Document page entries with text
------------

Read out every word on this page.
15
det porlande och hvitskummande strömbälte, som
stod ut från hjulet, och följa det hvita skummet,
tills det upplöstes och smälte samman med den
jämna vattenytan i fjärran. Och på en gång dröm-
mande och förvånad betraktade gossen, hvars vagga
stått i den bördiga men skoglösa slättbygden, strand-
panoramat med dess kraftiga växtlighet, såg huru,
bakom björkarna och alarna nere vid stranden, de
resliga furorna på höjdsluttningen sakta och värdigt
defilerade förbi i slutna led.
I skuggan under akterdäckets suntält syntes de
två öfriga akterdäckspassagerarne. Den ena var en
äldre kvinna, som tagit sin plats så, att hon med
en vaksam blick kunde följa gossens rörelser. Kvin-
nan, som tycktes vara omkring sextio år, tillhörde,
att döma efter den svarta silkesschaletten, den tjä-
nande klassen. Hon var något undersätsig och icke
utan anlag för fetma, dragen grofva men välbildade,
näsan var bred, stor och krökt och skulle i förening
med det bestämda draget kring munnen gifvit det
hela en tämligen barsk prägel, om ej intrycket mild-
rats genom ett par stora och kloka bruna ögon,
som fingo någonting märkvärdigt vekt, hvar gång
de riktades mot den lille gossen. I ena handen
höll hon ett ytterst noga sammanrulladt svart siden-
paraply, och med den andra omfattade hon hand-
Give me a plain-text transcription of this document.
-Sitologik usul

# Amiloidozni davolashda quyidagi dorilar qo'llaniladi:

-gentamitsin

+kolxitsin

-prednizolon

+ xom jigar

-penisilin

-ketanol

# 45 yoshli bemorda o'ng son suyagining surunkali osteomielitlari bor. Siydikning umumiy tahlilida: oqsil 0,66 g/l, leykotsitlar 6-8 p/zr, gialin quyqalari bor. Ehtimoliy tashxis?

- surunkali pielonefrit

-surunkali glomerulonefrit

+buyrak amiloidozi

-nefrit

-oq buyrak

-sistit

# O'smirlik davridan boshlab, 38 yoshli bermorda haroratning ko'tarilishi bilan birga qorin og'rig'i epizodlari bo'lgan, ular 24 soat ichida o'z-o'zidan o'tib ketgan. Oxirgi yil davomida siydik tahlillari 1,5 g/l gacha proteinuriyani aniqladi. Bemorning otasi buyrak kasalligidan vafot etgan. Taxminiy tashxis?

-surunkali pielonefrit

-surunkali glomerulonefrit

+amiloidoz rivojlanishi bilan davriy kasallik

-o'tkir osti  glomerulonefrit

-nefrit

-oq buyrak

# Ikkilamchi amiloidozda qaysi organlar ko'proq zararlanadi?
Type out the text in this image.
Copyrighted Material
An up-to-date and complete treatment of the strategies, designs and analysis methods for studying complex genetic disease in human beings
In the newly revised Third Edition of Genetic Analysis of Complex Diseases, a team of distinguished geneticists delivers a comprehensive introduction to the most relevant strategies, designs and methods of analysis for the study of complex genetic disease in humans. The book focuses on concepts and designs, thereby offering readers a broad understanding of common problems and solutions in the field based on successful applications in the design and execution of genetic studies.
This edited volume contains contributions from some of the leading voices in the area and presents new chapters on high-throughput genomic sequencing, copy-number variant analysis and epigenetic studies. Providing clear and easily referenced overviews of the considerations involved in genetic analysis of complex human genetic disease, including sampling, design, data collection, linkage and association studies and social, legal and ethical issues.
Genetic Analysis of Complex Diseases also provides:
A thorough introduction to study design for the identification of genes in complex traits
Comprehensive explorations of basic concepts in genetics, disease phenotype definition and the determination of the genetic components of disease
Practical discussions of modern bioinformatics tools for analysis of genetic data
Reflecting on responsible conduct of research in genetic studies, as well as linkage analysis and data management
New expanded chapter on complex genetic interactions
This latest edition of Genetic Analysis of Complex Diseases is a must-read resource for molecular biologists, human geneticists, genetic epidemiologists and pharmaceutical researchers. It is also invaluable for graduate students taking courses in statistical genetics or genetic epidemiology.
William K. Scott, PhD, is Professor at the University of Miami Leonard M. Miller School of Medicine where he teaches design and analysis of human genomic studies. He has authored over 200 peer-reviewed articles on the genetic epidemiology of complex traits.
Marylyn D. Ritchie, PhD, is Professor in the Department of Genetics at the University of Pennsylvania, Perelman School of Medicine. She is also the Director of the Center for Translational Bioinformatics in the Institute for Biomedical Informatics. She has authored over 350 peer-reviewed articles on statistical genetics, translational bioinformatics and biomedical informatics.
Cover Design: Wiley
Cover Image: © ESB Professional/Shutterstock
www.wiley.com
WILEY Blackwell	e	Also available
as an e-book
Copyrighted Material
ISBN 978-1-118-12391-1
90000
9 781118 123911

------------

REQUIRED WORK:
Wherever the word "buyrak" appears in the data, return the whole line.

RESULT:
+buyrak amiloidozi
-oq buyrak
# O'smirlik davridan boshlab, 38 yoshli bermorda haroratning ko'tarilishi bilan birga qorin og'rig'i epizodlari bo'lgan, ular 24 soat ichida o'z-o'zidan o'tib ketgan. Oxirgi yil davomida siydik tahlillari 1,5 g/l gacha proteinuriyani aniqladi. Bemorning otasi buyrak kasalligidan vafot etgan. Taxminiy tashxis?
-oq buyrak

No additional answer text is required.